■ GIVEN EXERCISE ■
Scan the data below. Pull out each line where "Stroma" occurs.

[Stored items from a collection]
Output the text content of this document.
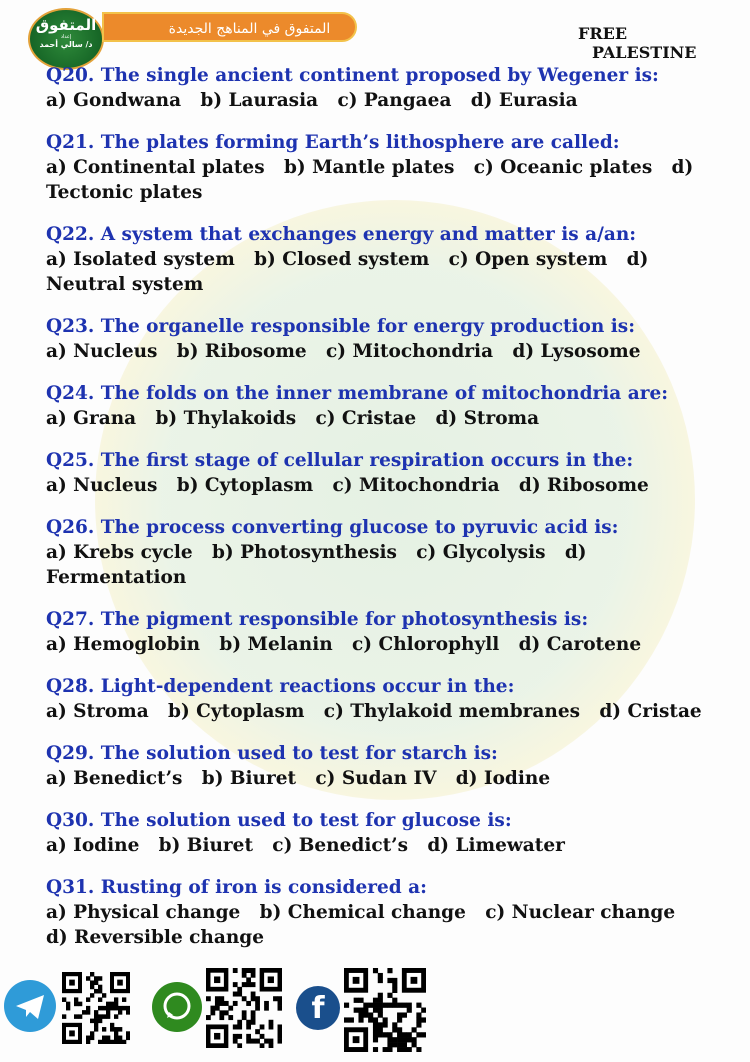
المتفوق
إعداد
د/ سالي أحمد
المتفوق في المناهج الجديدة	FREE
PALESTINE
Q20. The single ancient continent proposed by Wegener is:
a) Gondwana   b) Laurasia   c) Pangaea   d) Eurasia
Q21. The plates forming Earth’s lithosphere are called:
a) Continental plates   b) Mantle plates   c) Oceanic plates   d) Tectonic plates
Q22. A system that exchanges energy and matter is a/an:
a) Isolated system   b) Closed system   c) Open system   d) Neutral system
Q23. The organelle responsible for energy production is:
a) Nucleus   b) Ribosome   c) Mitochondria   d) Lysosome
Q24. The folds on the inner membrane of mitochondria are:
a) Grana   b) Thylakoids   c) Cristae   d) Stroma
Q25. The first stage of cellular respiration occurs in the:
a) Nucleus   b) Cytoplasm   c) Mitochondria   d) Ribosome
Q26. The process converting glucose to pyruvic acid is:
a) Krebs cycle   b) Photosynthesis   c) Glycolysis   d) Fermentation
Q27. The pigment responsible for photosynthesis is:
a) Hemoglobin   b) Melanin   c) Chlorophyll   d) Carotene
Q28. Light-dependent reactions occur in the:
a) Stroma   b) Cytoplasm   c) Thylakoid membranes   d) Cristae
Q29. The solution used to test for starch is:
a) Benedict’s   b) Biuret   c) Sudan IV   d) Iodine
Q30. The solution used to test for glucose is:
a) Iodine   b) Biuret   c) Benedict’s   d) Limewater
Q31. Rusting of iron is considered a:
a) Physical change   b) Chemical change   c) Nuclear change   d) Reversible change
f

■ IN RESPONSE ■
a) Grana   b) Thylakoids   c) Cristae   d) Stroma
a) Stroma   b) Cytoplasm   c) Thylakoid membranes   d) Cristae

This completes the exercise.